▶ Request
Reproduce this listing in full.
═══ Entries
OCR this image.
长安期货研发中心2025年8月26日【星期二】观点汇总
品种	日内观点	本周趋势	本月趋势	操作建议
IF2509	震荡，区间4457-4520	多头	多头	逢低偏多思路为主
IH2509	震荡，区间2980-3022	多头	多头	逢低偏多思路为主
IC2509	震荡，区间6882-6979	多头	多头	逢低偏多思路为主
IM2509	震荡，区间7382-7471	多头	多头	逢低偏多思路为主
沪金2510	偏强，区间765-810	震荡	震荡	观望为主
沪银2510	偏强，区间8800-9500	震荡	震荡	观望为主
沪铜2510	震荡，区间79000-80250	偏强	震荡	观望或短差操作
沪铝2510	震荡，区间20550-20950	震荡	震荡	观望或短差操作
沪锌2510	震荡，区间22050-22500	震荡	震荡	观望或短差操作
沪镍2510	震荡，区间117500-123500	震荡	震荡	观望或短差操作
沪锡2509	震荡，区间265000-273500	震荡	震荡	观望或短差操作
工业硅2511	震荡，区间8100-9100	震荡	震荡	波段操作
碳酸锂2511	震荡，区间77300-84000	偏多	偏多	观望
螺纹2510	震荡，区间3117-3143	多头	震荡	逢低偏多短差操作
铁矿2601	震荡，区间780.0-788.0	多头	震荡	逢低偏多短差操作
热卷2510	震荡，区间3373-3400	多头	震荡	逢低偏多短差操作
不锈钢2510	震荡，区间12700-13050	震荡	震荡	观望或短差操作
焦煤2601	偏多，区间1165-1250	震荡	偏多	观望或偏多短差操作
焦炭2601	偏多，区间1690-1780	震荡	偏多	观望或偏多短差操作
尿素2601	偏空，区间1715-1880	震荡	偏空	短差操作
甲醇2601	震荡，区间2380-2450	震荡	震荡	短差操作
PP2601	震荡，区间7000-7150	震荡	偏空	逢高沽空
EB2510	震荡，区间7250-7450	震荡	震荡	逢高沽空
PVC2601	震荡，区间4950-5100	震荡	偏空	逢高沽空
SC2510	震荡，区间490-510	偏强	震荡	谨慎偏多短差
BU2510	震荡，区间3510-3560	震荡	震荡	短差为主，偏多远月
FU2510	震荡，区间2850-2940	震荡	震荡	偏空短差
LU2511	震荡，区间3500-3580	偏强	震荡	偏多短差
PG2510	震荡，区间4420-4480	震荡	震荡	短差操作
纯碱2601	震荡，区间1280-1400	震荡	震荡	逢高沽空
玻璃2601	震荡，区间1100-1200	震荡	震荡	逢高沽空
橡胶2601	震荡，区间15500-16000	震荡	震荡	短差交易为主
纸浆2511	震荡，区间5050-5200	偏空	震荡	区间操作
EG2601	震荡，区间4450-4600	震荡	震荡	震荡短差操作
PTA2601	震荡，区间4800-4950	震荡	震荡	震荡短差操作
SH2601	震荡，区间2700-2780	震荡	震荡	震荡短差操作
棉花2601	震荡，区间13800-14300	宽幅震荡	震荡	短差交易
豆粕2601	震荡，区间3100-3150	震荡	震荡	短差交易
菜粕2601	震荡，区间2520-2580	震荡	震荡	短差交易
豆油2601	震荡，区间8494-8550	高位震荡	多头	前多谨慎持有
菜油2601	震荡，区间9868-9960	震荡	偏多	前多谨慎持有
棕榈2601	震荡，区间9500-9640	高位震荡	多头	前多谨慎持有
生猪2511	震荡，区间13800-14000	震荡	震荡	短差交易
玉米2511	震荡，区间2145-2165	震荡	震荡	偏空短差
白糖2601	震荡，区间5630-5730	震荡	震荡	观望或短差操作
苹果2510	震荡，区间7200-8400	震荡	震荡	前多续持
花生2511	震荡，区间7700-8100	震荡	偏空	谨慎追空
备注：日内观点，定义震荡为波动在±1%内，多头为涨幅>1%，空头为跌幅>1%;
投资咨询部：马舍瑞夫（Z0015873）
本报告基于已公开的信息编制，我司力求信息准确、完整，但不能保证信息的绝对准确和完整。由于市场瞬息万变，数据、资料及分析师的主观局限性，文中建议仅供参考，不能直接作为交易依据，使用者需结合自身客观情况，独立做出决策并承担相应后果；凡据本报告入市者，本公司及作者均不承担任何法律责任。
══════
▶ Correct answer
OCR this image.
长安期货研发中心2025年8月26日【星期二】观点汇总
品种	日内观点	本周趋势	本月趋势	操作建议
IF2509	震荡，区间4457-4520	多头	多头	逢低偏多思路为主
IH2509	震荡，区间2980-3022	多头	多头	逢低偏多思路为主
IC2509	震荡，区间6882-6979	多头	多头	逢低偏多思路为主
IM2509	震荡，区间7382-7471	多头	多头	逢低偏多思路为主
沪金2510	偏强，区间765-810	震荡	震荡	观望为主
沪银2510	偏强，区间8800-9500	震荡	震荡	观望为主
沪铜2510	震荡，区间79000-80250	偏强	震荡	观望或短差操作
沪铝2510	震荡，区间20550-20950	震荡	震荡	观望或短差操作
沪锌2510	震荡，区间22050-22500	震荡	震荡	观望或短差操作
沪镍2510	震荡，区间117500-123500	震荡	震荡	观望或短差操作
沪锡2509	震荡，区间265000-273500	震荡	震荡	观望或短差操作
工业硅2511	震荡，区间8100-9100	震荡	震荡	波段操作
碳酸锂2511	震荡，区间77300-84000	偏多	偏多	观望
螺纹2510	震荡，区间3117-3143	多头	震荡	逢低偏多短差操作
铁矿2601	震荡，区间780.0-788.0	多头	震荡	逢低偏多短差操作
热卷2510	震荡，区间3373-3400	多头	震荡	逢低偏多短差操作
不锈钢2510	震荡，区间12700-13050	震荡	震荡	观望或短差操作
焦煤2601	偏多，区间1165-1250	震荡	偏多	观望或偏多短差操作
焦炭2601	偏多，区间1690-1780	震荡	偏多	观望或偏多短差操作
尿素2601	偏空，区间1715-1880	震荡	偏空	短差操作
甲醇2601	震荡，区间2380-2450	震荡	震荡	短差操作
PP2601	震荡，区间7000-7150	震荡	偏空	逢高沽空
EB2510	震荡，区间7250-7450	震荡	震荡	逢高沽空
PVC2601	震荡，区间4950-5100	震荡	偏空	逢高沽空
SC2510	震荡，区间490-510	偏强	震荡	谨慎偏多短差
BU2510	震荡，区间3510-3560	震荡	震荡	短差为主，偏多远月
FU2510	震荡，区间2850-2940	震荡	震荡	偏空短差
LU2511	震荡，区间3500-3580	偏强	震荡	偏多短差
PG2510	震荡，区间4420-4480	震荡	震荡	短差操作
纯碱2601	震荡，区间1280-1400	震荡	震荡	逢高沽空
玻璃2601	震荡，区间1100-1200	震荡	震荡	逢高沽空
橡胶2601	震荡，区间15500-16000	震荡	震荡	短差交易为主
纸浆2511	震荡，区间5050-5200	偏空	震荡	区间操作
EG2601	震荡，区间4450-4600	震荡	震荡	震荡短差操作
PTA2601	震荡，区间4800-4950	震荡	震荡	震荡短差操作
SH2601	震荡，区间2700-2780	震荡	震荡	震荡短差操作
棉花2601	震荡，区间13800-14300	宽幅震荡	震荡	短差交易
豆粕2601	震荡，区间3100-3150	震荡	震荡	短差交易
菜粕2601	震荡，区间2520-2580	震荡	震荡	短差交易
豆油2601	震荡，区间8494-8550	高位震荡	多头	前多谨慎持有
菜油2601	震荡，区间9868-9960	震荡	偏多	前多谨慎持有
棕榈2601	震荡，区间9500-9640	高位震荡	多头	前多谨慎持有
生猪2511	震荡，区间13800-14000	震荡	震荡	短差交易
玉米2511	震荡，区间2145-2165	震荡	震荡	偏空短差
白糖2601	震荡，区间5630-5730	震荡	震荡	观望或短差操作
苹果2510	震荡，区间7200-8400	震荡	震荡	前多续持
花生2511	震荡，区间7700-8100	震荡	偏空	谨慎追空
备注：日内观点，定义震荡为波动在±1%内，多头为涨幅>1%，空头为跌幅>1%;
投资咨询部：马舍瑞夫（Z0015873）
本报告基于已公开的信息编制，我司力求信息准确、完整，但不能保证信息的绝对准确和完整。由于市场瞬息万变，数据、资料及分析师的主观局限性，文中建议仅供参考，不能直接作为交易依据，使用者需结合自身客观情况，独立做出决策并承担相应后果；凡据本报告入市者，本公司及作者均不承担任何法律责任。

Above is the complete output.